§ **The task**: Give only a count of the lines that include the string "niet".

§ **Data lines**:

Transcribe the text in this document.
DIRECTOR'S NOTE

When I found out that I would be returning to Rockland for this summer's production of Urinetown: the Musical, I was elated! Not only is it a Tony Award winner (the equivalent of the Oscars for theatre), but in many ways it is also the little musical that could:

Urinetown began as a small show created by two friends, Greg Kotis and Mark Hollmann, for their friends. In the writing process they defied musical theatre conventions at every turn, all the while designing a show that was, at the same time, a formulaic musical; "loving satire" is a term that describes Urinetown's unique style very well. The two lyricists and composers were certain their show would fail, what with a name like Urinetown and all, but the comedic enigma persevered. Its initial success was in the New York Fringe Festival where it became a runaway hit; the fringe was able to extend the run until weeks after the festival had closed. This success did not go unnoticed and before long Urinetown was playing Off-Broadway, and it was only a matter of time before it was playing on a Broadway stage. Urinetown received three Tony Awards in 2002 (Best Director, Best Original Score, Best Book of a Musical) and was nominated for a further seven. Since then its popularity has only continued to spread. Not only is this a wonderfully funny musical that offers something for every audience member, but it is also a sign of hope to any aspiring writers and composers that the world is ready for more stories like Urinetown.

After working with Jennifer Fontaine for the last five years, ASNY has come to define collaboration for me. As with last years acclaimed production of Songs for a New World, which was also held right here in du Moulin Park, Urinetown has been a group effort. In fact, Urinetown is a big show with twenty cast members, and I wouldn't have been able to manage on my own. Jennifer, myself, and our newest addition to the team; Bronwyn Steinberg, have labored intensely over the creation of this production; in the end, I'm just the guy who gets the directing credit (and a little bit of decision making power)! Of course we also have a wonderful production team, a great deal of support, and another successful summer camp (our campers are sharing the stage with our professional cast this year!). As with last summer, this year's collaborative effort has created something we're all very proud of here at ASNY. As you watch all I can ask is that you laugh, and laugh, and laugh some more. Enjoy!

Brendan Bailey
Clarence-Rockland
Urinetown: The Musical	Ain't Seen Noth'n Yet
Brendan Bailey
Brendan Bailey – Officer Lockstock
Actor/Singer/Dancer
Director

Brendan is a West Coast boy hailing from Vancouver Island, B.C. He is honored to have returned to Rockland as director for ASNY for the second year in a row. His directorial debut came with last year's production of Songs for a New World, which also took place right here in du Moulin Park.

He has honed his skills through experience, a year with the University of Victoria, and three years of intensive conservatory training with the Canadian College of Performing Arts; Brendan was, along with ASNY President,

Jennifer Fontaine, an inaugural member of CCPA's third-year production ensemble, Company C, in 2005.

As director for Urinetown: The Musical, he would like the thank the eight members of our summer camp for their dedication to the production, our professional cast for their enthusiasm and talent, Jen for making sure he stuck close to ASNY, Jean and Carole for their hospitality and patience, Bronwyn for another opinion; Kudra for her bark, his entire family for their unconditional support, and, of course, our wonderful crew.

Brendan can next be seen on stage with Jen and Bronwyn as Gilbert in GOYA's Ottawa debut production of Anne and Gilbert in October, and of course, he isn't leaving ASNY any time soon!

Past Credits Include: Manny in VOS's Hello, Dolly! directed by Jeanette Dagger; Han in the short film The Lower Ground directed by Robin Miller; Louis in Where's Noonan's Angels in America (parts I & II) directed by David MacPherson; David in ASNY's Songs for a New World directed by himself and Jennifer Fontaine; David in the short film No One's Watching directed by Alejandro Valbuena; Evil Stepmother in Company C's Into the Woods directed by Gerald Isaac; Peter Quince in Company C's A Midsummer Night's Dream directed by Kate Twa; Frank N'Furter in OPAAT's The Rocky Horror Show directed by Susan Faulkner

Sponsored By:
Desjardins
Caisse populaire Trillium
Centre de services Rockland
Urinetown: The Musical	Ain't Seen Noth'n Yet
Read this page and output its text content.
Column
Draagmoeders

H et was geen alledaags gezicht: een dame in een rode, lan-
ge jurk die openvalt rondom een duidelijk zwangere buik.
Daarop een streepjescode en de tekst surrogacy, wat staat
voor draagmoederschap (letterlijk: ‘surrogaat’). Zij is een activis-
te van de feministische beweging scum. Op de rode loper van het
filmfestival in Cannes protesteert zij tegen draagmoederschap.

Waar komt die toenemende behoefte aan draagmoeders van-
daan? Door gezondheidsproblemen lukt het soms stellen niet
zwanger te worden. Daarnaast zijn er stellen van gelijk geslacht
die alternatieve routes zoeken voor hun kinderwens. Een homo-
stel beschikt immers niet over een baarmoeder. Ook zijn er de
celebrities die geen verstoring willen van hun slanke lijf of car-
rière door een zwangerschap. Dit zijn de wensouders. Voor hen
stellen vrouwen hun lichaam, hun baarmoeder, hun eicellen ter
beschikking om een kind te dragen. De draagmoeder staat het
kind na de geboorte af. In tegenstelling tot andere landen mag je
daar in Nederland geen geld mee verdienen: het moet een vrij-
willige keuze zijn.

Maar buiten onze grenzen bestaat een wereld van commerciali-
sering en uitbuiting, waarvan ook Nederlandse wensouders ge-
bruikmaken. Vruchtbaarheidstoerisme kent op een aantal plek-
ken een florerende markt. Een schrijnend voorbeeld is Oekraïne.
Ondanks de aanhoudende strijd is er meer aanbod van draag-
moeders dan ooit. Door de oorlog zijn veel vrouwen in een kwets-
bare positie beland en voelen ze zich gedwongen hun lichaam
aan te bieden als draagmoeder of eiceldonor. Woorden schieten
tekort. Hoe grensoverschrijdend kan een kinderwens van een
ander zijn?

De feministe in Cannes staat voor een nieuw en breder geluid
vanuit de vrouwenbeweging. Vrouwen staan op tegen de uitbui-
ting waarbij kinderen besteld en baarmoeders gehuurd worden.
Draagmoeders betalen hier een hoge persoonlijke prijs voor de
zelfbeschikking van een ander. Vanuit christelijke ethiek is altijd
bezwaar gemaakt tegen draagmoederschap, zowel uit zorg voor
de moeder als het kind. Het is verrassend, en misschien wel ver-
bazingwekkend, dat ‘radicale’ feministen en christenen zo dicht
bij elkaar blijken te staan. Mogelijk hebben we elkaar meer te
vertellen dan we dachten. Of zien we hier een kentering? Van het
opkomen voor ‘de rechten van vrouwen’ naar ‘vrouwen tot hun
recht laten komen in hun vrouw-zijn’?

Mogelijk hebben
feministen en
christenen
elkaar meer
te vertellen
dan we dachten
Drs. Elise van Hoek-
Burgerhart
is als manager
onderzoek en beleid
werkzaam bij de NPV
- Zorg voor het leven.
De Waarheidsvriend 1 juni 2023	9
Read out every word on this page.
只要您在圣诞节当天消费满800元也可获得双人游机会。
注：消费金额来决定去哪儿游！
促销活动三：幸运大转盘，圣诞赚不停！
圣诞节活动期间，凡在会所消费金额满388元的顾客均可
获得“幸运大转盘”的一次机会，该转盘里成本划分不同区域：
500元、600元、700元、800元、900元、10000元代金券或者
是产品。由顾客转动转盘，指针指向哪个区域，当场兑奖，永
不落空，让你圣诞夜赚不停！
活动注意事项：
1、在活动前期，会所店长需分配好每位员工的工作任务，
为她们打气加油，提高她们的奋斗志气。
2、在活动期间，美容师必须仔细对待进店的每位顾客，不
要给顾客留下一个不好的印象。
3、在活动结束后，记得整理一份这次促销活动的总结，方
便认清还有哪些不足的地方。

§ **Worked answer**: 2